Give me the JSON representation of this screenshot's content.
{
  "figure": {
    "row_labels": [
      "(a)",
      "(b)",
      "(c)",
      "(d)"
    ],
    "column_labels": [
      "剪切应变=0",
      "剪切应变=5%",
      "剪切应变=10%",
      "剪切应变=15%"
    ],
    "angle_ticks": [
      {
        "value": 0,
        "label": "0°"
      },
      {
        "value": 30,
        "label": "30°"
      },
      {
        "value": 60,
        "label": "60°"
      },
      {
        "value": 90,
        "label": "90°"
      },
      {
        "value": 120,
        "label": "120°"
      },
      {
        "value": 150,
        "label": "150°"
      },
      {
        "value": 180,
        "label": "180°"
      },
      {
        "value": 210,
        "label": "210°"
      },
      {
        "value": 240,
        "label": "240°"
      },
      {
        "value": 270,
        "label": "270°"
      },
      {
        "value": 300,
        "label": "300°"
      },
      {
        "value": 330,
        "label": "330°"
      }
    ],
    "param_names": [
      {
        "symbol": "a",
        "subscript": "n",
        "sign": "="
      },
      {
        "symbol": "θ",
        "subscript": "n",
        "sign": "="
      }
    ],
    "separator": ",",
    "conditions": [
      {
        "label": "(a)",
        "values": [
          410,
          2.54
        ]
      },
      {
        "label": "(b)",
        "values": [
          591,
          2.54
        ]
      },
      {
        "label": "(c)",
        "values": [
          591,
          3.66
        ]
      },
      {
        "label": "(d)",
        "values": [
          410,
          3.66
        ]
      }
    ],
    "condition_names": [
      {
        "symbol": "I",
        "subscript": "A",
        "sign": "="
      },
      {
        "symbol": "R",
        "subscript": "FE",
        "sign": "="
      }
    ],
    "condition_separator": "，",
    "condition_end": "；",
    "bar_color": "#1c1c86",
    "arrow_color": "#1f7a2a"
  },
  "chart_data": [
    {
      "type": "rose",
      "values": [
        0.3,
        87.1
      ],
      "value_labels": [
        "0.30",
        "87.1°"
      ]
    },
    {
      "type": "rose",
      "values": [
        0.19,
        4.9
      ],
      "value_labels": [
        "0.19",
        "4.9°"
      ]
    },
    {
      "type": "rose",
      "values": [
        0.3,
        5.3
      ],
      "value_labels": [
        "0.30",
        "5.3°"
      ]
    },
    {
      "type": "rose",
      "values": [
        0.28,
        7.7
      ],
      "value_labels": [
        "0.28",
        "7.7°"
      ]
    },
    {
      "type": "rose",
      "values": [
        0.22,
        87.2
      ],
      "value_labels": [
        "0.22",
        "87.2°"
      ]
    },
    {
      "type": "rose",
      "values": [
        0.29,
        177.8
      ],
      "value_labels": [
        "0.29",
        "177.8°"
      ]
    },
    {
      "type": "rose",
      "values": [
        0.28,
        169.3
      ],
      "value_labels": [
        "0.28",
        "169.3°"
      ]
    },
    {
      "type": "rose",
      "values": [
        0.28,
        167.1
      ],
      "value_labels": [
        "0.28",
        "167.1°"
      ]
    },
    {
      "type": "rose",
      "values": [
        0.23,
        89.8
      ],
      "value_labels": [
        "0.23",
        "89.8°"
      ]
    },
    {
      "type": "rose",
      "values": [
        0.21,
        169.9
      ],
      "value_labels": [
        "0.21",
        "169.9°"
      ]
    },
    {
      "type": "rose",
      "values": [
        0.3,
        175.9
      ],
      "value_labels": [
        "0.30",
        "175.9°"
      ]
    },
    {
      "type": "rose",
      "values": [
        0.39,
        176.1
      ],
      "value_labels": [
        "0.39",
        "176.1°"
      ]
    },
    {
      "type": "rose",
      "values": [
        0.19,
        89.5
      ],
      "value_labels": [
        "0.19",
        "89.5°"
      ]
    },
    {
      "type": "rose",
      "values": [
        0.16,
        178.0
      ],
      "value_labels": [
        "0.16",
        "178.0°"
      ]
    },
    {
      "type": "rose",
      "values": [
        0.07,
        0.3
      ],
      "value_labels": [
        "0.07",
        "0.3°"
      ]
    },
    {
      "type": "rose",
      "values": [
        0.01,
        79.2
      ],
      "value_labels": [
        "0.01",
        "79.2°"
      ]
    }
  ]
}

> [GIVEN REQUEST]: Going through the entries above, report how many lines include the string "subscript". The number alone is the answer.

> [RESULT FOR THIS TASK]: 4